* [THE TASK]
Return all lines from the listing below in which "Private" appears.

* [RECORDS FOR THIS TASK]
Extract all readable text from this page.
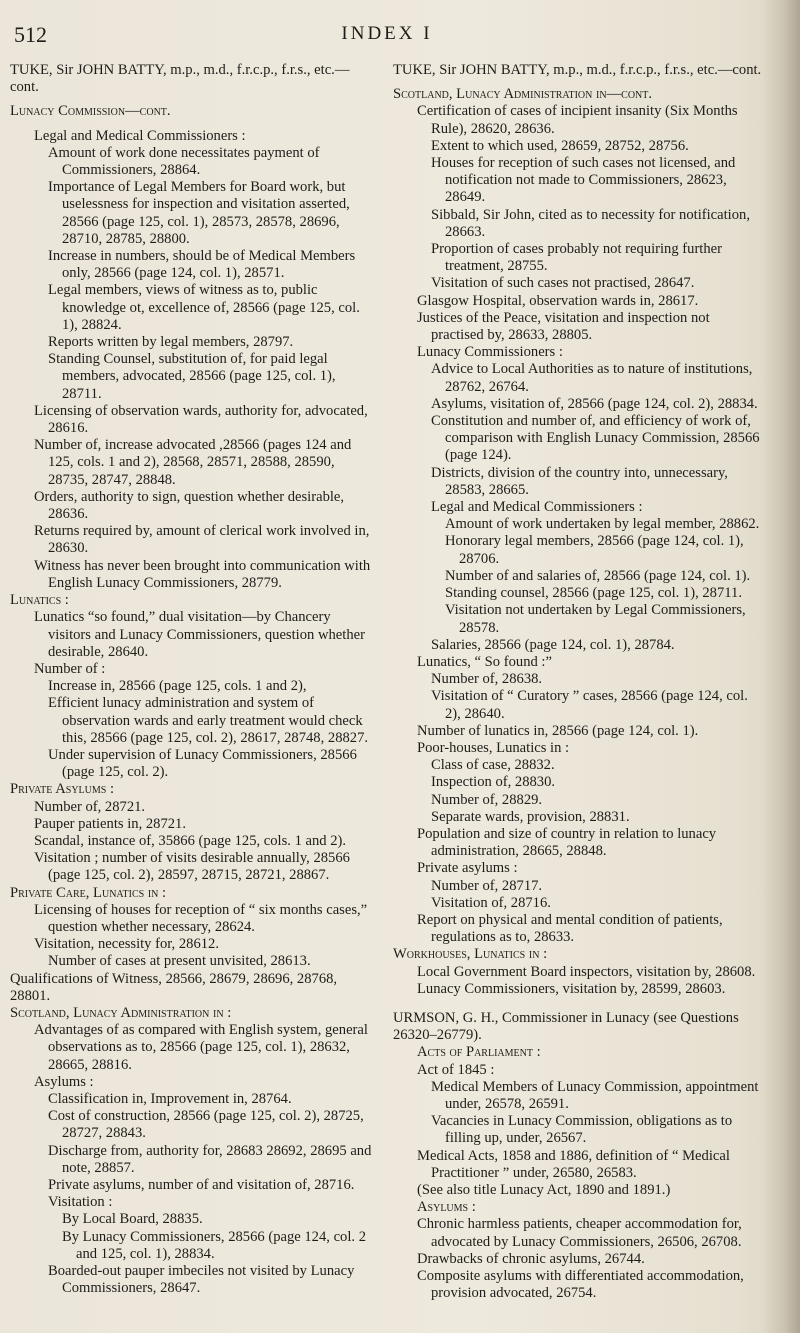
512	INDEX I
TUKE, Sir JOHN BATTY, m.p., m.d., f.r.c.p., f.r.s., etc.—cont.
Lunacy Commission—cont.
Legal and Medical Commissioners :
Amount of work done necessitates payment of Commissioners, 28864.
Importance of Legal Members for Board work, but uselessness for inspection and visitation asserted, 28566 (page 125, col. 1), 28573, 28578, 28696, 28710, 28785, 28800.
Increase in numbers, should be of Medical Members only, 28566 (page 124, col. 1), 28571.
Legal members, views of witness as to, public knowledge ot, excellence of, 28566 (page 125, col. 1), 28824.
Reports written by legal members, 28797.
Standing Counsel, substitution of, for paid legal members, advocated, 28566 (page 125, col. 1), 28711.
Licensing of observation wards, authority for, advocated, 28616.
Number of, increase advocated ,28566 (pages 124 and 125, cols. 1 and 2), 28568, 28571, 28588, 28590, 28735, 28747, 28848.
Orders, authority to sign, question whether desirable, 28636.
Returns required by, amount of clerical work involved in, 28630.
Witness has never been brought into communication with English Lunacy Commissioners, 28779.
Lunatics :
Lunatics “so found,” dual visitation—by Chancery visitors and Lunacy Commissioners, question whether desirable, 28640.
Number of :
Increase in, 28566 (page 125, cols. 1 and 2),
Efficient lunacy administration and system of observation wards and early treatment would check this, 28566 (page 125, col. 2), 28617, 28748, 28827.
Under supervision of Lunacy Commissioners, 28566 (page 125, col. 2).
Private Asylums :
Number of, 28721.
Pauper patients in, 28721.
Scandal, instance of, 35866 (page 125, cols. 1 and 2).
Visitation ; number of visits desirable annually, 28566 (page 125, col. 2), 28597, 28715, 28721, 28867.
Private Care, Lunatics in :
Licensing of houses for reception of “ six months cases,” question whether necessary, 28624.
Visitation, necessity for, 28612.
Number of cases at present unvisited, 28613.
Qualifications of Witness, 28566, 28679, 28696, 28768, 28801.
Scotland, Lunacy Administration in :
Advantages of as compared with English system, general observations as to, 28566 (page 125, col. 1), 28632, 28665, 28816.
Asylums :
Classification in, Improvement in, 28764.
Cost of construction, 28566 (page 125, col. 2), 28725, 28727, 28843.
Discharge from, authority for, 28683 28692, 28695 and note, 28857.
Private asylums, number of and visitation of, 28716.
Visitation :
By Local Board, 28835.
By Lunacy Commissioners, 28566 (page 124, col. 2 and 125, col. 1), 28834.
Boarded-out pauper imbeciles not visited by Lunacy Commissioners, 28647.
TUKE, Sir JOHN BATTY, m.p., m.d., f.r.c.p., f.r.s., etc.—cont.
Scotland, Lunacy Administration in—cont.
Certification of cases of incipient insanity (Six Months Rule), 28620, 28636.
Extent to which used, 28659, 28752, 28756.
Houses for reception of such cases not licensed, and notification not made to Commissioners, 28623, 28649.
Sibbald, Sir John, cited as to necessity for notification, 28663.
Proportion of cases probably not requiring further treatment, 28755.
Visitation of such cases not practised, 28647.
Glasgow Hospital, observation wards in, 28617.
Justices of the Peace, visitation and inspection not practised by, 28633, 28805.
Lunacy Commissioners :
Advice to Local Authorities as to nature of institutions, 28762, 26764.
Asylums, visitation of, 28566 (page 124, col. 2), 28834.
Constitution and number of, and efficiency of work of, comparison with English Lunacy Commission, 28566 (page 124).
Districts, division of the country into, unnecessary, 28583, 28665.
Legal and Medical Commissioners :
Amount of work undertaken by legal member, 28862.
Honorary legal members, 28566 (page 124, col. 1), 28706.
Number of and salaries of, 28566 (page 124, col. 1).
Standing counsel, 28566 (page 125, col. 1), 28711.
Visitation not undertaken by Legal Commissioners, 28578.
Salaries, 28566 (page 124, col. 1), 28784.
Lunatics, “ So found :”
Number of, 28638.
Visitation of “ Curatory ” cases, 28566 (page 124, col. 2), 28640.
Number of lunatics in, 28566 (page 124, col. 1).
Poor-houses, Lunatics in :
Class of case, 28832.
Inspection of, 28830.
Number of, 28829.
Separate wards, provision, 28831.
Population and size of country in relation to lunacy administration, 28665, 28848.
Private asylums :
Number of, 28717.
Visitation of, 28716.
Report on physical and mental condition of patients, regulations as to, 28633.
Workhouses, Lunatics in :
Local Government Board inspectors, visitation by, 28608.
Lunacy Commissioners, visitation by, 28599, 28603.
URMSON, G. H., Commissioner in Lunacy (see Questions 26320–26779).
Acts of Parliament :
Act of 1845 :
Medical Members of Lunacy Commission, appointment under, 26578, 26591.
Vacancies in Lunacy Commission, obligations as to filling up, under, 26567.
Medical Acts, 1858 and 1886, definition of “ Medical Practitioner ” under, 26580, 26583.
(See also title Lunacy Act, 1890 and 1891.)
Asylums :
Chronic harmless patients, cheaper accommodation for, advocated by Lunacy Commissioners, 26506, 26708.
Drawbacks of chronic asylums, 26744.
Composite asylums with differentiated accommodation, provision advocated, 26754.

* [RESULT OF THIS TASK]
Private Asylums :
Private Care, Lunatics in :
Private asylums, number of and visitation of, 28716.
Private asylums :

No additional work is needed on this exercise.